Problem: What is needed here is an exact copy of every entry.

Dataset entries on figures:
# # # #

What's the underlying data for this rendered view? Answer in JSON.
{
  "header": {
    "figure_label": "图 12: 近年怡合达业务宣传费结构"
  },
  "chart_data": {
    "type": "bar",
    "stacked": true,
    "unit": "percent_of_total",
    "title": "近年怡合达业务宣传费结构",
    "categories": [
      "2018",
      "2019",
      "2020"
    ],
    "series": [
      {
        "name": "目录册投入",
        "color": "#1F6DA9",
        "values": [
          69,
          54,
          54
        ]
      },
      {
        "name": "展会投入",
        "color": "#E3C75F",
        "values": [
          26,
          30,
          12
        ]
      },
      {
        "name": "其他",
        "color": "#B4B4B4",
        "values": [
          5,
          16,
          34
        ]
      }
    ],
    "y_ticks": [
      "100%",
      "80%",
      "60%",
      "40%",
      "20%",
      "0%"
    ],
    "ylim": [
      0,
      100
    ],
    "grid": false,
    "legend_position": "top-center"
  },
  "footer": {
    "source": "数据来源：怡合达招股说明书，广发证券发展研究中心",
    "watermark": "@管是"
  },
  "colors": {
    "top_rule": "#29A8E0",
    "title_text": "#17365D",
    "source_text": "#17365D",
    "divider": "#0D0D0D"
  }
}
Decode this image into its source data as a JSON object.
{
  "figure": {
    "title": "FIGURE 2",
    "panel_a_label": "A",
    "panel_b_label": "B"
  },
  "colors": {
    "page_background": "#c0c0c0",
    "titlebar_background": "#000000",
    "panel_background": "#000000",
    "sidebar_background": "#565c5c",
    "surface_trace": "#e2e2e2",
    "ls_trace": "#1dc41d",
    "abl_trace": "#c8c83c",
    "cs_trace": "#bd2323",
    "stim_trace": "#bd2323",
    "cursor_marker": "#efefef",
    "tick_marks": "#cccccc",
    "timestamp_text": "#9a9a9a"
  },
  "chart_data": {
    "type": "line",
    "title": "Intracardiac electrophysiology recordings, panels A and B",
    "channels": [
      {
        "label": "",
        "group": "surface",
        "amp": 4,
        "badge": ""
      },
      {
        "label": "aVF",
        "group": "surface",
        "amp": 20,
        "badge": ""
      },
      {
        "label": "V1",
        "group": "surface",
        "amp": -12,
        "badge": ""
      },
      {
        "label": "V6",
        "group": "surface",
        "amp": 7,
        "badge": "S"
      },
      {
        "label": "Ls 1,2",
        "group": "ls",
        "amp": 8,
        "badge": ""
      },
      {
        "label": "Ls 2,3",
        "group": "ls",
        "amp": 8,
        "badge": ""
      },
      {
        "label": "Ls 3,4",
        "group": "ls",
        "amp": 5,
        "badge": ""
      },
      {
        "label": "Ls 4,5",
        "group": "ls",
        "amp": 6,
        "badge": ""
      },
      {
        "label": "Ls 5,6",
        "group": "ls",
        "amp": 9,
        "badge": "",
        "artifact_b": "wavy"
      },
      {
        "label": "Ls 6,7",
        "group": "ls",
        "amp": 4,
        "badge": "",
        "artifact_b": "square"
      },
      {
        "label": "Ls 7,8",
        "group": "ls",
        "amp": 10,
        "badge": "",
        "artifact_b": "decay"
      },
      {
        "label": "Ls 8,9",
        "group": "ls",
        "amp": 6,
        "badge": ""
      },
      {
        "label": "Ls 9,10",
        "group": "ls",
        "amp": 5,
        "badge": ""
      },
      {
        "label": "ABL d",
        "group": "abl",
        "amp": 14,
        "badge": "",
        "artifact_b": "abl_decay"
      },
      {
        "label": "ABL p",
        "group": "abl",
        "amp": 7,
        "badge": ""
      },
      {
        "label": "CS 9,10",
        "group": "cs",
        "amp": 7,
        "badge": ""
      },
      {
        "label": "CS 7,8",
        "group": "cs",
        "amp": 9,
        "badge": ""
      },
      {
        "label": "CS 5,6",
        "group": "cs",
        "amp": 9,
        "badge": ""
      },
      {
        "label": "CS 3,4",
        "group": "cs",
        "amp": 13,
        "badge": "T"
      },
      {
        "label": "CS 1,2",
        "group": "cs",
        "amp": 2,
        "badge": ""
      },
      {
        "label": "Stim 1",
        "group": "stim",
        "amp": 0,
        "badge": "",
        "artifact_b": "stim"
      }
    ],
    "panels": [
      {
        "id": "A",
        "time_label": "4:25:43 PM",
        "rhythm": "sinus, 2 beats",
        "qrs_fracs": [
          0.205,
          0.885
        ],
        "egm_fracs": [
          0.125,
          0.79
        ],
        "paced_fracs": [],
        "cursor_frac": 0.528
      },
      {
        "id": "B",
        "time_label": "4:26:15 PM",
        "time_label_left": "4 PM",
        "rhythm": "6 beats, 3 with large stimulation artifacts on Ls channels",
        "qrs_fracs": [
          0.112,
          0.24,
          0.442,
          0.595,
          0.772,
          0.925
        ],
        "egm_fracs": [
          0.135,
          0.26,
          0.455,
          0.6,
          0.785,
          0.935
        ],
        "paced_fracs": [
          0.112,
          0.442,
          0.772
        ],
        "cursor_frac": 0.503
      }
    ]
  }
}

# # # #

Task output:
What's the underlying data for this rendered view? Answer in JSON.
{
  "header": {
    "figure_label": "图 12: 近年怡合达业务宣传费结构"
  },
  "chart_data": {
    "type": "bar",
    "stacked": true,
    "unit": "percent_of_total",
    "title": "近年怡合达业务宣传费结构",
    "categories": [
      "2018",
      "2019",
      "2020"
    ],
    "series": [
      {
        "name": "目录册投入",
        "color": "#1F6DA9",
        "values": [
          69,
          54,
          54
        ]
      },
      {
        "name": "展会投入",
        "color": "#E3C75F",
        "values": [
          26,
          30,
          12
        ]
      },
      {
        "name": "其他",
        "color": "#B4B4B4",
        "values": [
          5,
          16,
          34
        ]
      }
    ],
    "y_ticks": [
      "100%",
      "80%",
      "60%",
      "40%",
      "20%",
      "0%"
    ],
    "ylim": [
      0,
      100
    ],
    "grid": false,
    "legend_position": "top-center"
  },
  "footer": {
    "source": "数据来源：怡合达招股说明书，广发证券发展研究中心",
    "watermark": "@管是"
  },
  "colors": {
    "top_rule": "#29A8E0",
    "title_text": "#17365D",
    "source_text": "#17365D",
    "divider": "#0D0D0D"
  }
}
Decode this image into its source data as a JSON object.
{
  "figure": {
    "title": "FIGURE 2",
    "panel_a_label": "A",
    "panel_b_label": "B"
  },
  "colors": {
    "page_background": "#c0c0c0",
    "titlebar_background": "#000000",
    "panel_background": "#000000",
    "sidebar_background": "#565c5c",
    "surface_trace": "#e2e2e2",
    "ls_trace": "#1dc41d",
    "abl_trace": "#c8c83c",
    "cs_trace": "#bd2323",
    "stim_trace": "#bd2323",
    "cursor_marker": "#efefef",
    "tick_marks": "#cccccc",
    "timestamp_text": "#9a9a9a"
  },
  "chart_data": {
    "type": "line",
    "title": "Intracardiac electrophysiology recordings, panels A and B",
    "channels": [
      {
        "label": "",
        "group": "surface",
        "amp": 4,
        "badge": ""
      },
      {
        "label": "aVF",
        "group": "surface",
        "amp": 20,
        "badge": ""
      },
      {
        "label": "V1",
        "group": "surface",
        "amp": -12,
        "badge": ""
      },
      {
        "label": "V6",
        "group": "surface",
        "amp": 7,
        "badge": "S"
      },
      {
        "label": "Ls 1,2",
        "group": "ls",
        "amp": 8,
        "badge": ""
      },
      {
        "label": "Ls 2,3",
        "group": "ls",
        "amp": 8,
        "badge": ""
      },
      {
        "label": "Ls 3,4",
        "group": "ls",
        "amp": 5,
        "badge": ""
      },
      {
        "label": "Ls 4,5",
        "group": "ls",
        "amp": 6,
        "badge": ""
      },
      {
        "label": "Ls 5,6",
        "group": "ls",
        "amp": 9,
        "badge": "",
        "artifact_b": "wavy"
      },
      {
        "label": "Ls 6,7",
        "group": "ls",
        "amp": 4,
        "badge": "",
        "artifact_b": "square"
      },
      {
        "label": "Ls 7,8",
        "group": "ls",
        "amp": 10,
        "badge": "",
        "artifact_b": "decay"
      },
      {
        "label": "Ls 8,9",
        "group": "ls",
        "amp": 6,
        "badge": ""
      },
      {
        "label": "Ls 9,10",
        "group": "ls",
        "amp": 5,
        "badge": ""
      },
      {
        "label": "ABL d",
        "group": "abl",
        "amp": 14,
        "badge": "",
        "artifact_b": "abl_decay"
      },
      {
        "label": "ABL p",
        "group": "abl",
        "amp": 7,
        "badge": ""
      },
      {
        "label": "CS 9,10",
        "group": "cs",
        "amp": 7,
        "badge": ""
      },
      {
        "label": "CS 7,8",
        "group": "cs",
        "amp": 9,
        "badge": ""
      },
      {
        "label": "CS 5,6",
        "group": "cs",
        "amp": 9,
        "badge": ""
      },
      {
        "label": "CS 3,4",
        "group": "cs",
        "amp": 13,
        "badge": "T"
      },
      {
        "label": "CS 1,2",
        "group": "cs",
        "amp": 2,
        "badge": ""
      },
      {
        "label": "Stim 1",
        "group": "stim",
        "amp": 0,
        "badge": "",
        "artifact_b": "stim"
      }
    ],
    "panels": [
      {
        "id": "A",
        "time_label": "4:25:43 PM",
        "rhythm": "sinus, 2 beats",
        "qrs_fracs": [
          0.205,
          0.885
        ],
        "egm_fracs": [
          0.125,
          0.79
        ],
        "paced_fracs": [],
        "cursor_frac": 0.528
      },
      {
        "id": "B",
        "time_label": "4:26:15 PM",
        "time_label_left": "4 PM",
        "rhythm": "6 beats, 3 with large stimulation artifacts on Ls channels",
        "qrs_fracs": [
          0.112,
          0.24,
          0.442,
          0.595,
          0.772,
          0.925
        ],
        "egm_fracs": [
          0.135,
          0.26,
          0.455,
          0.6,
          0.785,
          0.935
        ],
        "paced_fracs": [
          0.112,
          0.442,
          0.772
        ],
        "cursor_frac": 0.503
      }
    ]
  }
}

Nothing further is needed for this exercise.